Starting at the line that contains "Read this page and output its text content.", print every remaining line of the entries, unchanged, and output nothing more.

---+---

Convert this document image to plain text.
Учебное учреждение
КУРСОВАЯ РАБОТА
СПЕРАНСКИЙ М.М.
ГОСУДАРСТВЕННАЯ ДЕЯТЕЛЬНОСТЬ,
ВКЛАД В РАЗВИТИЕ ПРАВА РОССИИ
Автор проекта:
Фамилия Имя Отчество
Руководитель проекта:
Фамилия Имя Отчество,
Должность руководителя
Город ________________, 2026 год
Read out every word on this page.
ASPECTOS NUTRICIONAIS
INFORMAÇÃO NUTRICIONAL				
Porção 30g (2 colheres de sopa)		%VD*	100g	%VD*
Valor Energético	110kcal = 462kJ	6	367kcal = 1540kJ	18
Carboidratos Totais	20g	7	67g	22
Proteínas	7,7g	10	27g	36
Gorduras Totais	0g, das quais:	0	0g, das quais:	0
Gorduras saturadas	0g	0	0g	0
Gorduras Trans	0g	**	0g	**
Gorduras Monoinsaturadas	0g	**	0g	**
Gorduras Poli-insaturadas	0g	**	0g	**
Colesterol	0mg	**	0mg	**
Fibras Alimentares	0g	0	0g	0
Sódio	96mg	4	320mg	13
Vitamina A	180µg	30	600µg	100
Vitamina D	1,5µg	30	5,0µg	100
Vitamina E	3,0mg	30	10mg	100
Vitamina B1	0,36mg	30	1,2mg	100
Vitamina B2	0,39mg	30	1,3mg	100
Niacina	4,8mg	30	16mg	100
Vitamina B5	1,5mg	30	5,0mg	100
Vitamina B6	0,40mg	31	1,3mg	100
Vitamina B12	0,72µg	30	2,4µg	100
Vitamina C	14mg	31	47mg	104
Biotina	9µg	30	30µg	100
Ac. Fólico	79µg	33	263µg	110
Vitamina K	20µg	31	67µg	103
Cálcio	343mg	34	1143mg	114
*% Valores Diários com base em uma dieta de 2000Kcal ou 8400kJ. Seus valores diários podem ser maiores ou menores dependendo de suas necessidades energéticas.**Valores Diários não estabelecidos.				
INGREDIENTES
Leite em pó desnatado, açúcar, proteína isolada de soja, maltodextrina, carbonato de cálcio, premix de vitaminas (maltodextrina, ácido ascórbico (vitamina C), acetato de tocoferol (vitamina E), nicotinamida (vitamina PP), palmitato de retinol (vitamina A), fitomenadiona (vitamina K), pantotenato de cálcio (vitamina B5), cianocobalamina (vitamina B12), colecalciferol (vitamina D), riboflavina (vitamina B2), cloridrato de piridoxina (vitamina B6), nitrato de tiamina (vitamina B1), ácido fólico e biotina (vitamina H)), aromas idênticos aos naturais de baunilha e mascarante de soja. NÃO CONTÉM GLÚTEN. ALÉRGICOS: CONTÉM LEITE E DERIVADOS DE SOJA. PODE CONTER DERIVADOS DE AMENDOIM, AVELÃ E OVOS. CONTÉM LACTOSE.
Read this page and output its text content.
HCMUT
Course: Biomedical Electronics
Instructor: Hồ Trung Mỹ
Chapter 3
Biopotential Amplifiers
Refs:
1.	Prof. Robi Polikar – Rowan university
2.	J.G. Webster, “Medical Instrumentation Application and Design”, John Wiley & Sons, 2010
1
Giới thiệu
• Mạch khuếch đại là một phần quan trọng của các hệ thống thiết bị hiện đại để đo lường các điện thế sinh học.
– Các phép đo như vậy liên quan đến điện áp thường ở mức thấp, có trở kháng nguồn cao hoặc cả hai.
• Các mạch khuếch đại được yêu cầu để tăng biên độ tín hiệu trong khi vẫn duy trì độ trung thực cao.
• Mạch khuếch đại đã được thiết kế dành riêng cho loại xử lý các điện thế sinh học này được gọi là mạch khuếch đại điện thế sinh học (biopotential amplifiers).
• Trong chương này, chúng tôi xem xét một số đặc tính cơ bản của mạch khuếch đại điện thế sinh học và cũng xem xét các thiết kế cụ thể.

---+---

__Result of this exercise__:
Read this page and output its text content.
HCMUT
Course: Biomedical Electronics
Instructor: Hồ Trung Mỹ
Chapter 3
Biopotential Amplifiers
Refs:
1.	Prof. Robi Polikar – Rowan university
2.	J.G. Webster, “Medical Instrumentation Application and Design”, John Wiley & Sons, 2010
1
Giới thiệu
• Mạch khuếch đại là một phần quan trọng của các hệ thống thiết bị hiện đại để đo lường các điện thế sinh học.
– Các phép đo như vậy liên quan đến điện áp thường ở mức thấp, có trở kháng nguồn cao hoặc cả hai.
• Các mạch khuếch đại được yêu cầu để tăng biên độ tín hiệu trong khi vẫn duy trì độ trung thực cao.
• Mạch khuếch đại đã được thiết kế dành riêng cho loại xử lý các điện thế sinh học này được gọi là mạch khuếch đại điện thế sinh học (biopotential amplifiers).
• Trong chương này, chúng tôi xem xét một số đặc tính cơ bản của mạch khuếch đại điện thế sinh học và cũng xem xét các thiết kế cụ thể.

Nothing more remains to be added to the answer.